Trial finds benefit of immunotherapy-chemotherapy combination in early-stage triple-negative breast cancer
Adding an immunotherapy agent to a three-drug chemotherapy regimen can improve the likelihood that early-stage triple-negative breast cancer will recede to undetectable levels, data from a clinical trial led by Dana-Farber/Brigham and Women’s Cancer Center suggests.
The results of the trial, dubbed the IMpassion031 study, will be presented at the 2020 Congress of the European Society for Medical Oncology (ESMO), being held virtually Sept. 19-21.
The Phase III trial, which enrolled 333 people with previously untreated triple-negative breast cancer, evaluated the safety and effectiveness of atezolizumab – an immune checkpoint inhibitor which exposes cancer to an immune system attack by blocking the PD-L1 protein on tumor cells – in conjunction with a standard chemotherapy combination. The findings are part of a growing body of evidence that checkpoint inhibitors, which have produced only modest results in breast cancer as single agents, can be far more effective in tandem with chemotherapy or other treatments.
Triple-negative breast cancer, which accounts for about 13% of breast cancer cases, is so named because it tests negative for estrogen and progesterone receptors and for the HER2 protein. Triple-negative cancers tend to grow faster than other forms of breast cancer and often carry a worse prognosis. Trials of immunotherapy agents in the disease seek to increase the treatment options available to patients.
Patients in the IMpassion031 trial were randomly assigned to receive either atezolizumab and the chemotherapy agents nab-paclitaxel, adriamycin, and cyclophosphamide, or the same chemotherapy agents plus a placebo. Their response to treatment was assessed at the time of surgery for their cancer.
“We found that the pathologic complete response rate (pCR) – the percentage of patients with no residual invasive cancer in the breast or lymph nodes at the time of surgery – was 16.5% higher in those who received atezolizumab than in those who did not,” says Elizabeth Mittendorf, MD, PhD, Director of the Breast Immuno-Oncology program at the Dana-Farber/Brigham and Women’s Cancer Center. Dr. Mittendorf is the principal investigator of the study and first author of a paper being published in The Lancet simultaneously with the presentation at ESMO. “Overall, the pCR rate was 41.1% in the chemotherapy and placebo group, compared to 57.6% in the chemotherapy and atezolizumab group.”

* * *

▸ Questions:
[1] Rewrite the breast cancer trial article from "Trial finds benefit" down to "Cancer Center suggests.", substituting "Dana-Farber Cancer Institute" for "Dana-Farber/Brigham and Women’s Cancer Center".
[2] Resume the article on the immunotherapy-chemotherapy trial in triple-negative breast cancer from the point where it stops.
The entries that follow are separate material and unrelated to the text about the breast cancer trial.

* * *

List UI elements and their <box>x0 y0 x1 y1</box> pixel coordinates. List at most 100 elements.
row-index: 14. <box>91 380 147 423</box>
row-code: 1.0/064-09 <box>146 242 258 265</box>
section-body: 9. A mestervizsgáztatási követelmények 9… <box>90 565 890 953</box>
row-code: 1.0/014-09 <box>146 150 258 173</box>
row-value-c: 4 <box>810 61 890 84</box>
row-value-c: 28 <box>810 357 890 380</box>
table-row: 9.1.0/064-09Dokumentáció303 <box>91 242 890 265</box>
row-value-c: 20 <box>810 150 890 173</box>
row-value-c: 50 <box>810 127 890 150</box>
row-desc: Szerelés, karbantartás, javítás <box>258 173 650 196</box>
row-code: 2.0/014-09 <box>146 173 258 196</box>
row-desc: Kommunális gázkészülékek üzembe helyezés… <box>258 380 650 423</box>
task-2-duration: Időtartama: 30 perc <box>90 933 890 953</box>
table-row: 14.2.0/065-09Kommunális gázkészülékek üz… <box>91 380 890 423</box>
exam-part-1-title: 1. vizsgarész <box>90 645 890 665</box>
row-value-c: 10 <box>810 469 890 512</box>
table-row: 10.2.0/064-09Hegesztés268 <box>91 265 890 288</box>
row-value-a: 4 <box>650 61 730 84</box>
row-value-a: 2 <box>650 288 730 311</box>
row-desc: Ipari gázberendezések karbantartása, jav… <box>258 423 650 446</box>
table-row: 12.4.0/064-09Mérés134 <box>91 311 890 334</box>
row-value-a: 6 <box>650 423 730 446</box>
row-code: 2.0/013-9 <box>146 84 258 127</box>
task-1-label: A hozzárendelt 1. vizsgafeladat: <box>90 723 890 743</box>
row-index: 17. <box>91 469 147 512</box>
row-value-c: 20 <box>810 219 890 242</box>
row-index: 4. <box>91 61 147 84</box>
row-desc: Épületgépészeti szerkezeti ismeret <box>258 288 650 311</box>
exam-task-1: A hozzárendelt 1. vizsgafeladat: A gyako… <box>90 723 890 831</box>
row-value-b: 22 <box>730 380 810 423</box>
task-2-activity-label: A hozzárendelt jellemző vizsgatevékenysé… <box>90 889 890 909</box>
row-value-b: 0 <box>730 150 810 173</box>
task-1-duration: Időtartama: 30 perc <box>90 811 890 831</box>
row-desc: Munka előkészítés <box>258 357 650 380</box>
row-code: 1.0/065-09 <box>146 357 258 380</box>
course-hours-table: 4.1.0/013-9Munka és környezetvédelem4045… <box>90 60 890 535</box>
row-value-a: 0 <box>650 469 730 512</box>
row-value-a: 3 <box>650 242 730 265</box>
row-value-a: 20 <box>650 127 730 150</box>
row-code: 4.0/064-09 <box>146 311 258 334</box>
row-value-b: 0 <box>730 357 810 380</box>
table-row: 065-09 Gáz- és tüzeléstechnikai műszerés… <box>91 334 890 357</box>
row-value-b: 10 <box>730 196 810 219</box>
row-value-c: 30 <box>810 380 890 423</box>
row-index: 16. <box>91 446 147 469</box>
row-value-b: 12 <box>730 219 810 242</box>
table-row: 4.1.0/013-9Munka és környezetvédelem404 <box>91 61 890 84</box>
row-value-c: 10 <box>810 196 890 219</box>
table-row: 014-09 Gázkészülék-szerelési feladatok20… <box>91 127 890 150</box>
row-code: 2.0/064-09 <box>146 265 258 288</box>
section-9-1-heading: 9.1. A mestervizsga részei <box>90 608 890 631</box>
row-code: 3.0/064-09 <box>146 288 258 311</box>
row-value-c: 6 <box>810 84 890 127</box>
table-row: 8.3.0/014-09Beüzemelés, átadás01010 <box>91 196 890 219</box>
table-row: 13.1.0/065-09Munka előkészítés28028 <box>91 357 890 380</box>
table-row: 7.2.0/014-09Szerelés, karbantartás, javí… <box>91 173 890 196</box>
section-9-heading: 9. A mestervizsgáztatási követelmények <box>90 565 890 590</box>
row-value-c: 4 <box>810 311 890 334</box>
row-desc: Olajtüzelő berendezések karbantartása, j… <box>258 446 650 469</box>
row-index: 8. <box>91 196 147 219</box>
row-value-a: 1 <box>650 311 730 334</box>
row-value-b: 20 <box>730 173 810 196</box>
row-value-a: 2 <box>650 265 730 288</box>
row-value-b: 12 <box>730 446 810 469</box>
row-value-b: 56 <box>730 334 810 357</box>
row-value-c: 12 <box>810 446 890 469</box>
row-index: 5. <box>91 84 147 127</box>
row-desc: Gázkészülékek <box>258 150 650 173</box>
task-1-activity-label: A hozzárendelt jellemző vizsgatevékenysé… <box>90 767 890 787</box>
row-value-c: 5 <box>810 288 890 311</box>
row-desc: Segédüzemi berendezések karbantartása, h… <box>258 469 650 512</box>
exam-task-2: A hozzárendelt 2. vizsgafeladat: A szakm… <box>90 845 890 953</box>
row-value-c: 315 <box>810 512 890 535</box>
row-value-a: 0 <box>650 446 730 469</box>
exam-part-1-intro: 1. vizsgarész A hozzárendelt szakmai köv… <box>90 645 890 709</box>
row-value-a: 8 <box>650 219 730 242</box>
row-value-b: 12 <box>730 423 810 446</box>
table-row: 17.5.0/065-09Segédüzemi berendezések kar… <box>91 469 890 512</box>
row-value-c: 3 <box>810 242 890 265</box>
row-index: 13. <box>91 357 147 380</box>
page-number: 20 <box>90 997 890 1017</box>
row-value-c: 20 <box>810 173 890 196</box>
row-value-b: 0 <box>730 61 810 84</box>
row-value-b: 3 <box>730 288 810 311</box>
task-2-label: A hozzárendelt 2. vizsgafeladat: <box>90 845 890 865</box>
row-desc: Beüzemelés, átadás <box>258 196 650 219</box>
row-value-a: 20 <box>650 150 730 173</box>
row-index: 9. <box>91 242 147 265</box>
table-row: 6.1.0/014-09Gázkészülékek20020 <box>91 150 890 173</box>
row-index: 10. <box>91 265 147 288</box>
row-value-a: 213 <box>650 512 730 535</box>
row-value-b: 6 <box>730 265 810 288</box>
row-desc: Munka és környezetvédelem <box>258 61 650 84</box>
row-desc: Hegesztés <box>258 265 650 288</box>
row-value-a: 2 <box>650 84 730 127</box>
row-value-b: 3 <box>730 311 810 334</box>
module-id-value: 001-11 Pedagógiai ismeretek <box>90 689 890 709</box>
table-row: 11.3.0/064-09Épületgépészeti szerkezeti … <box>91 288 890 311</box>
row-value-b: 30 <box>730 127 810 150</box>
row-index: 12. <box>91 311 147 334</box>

* * *

▸ Solved tasks:
[1]
Trial finds benefit of immunotherapy-chemotherapy combination in early-stage triple-negative breast cancer
Adding an immunotherapy agent to a three-drug chemotherapy regimen can improve the likelihood that early-stage triple-negative breast cancer will recede to undetectable levels, data from a clinical trial led by Dana-Farber Cancer Institute suggests.

[2]
Intriguingly, investigators found that the improvement in pCR occurred in patients whose tumors tested negative for PD-L1 as well as those whose tumors tested positive. “This suggests that atezolizumab therapy may work for all patients undergoing treatment for early-stage triple-negative breast cancer regardless of the PD-L1 status of their tumor,” Mittendorf comments.
The incidence of serious (Grade 3 or higher) side effects was evenly balanced between the two arms of the trial, Mittendorf notes, and there were no new indications of immune-related adverse effects in patients receiving atezolizumab.
Investigators are continuing to follow the participants in the trial to determine if the pCR improvement associated with atezolizumab and chemotherapy translates into longer survival for patients, and if there are any long-term toxicities arising from the regimen.
Future directions include exploring whether chemotherapy-checkpoint inhibitor combinations can be effective in other types of breast cancer as well, Mittendorf remarks.
Funding for the study was provided by Genentech, Inc. a member of the Roche group.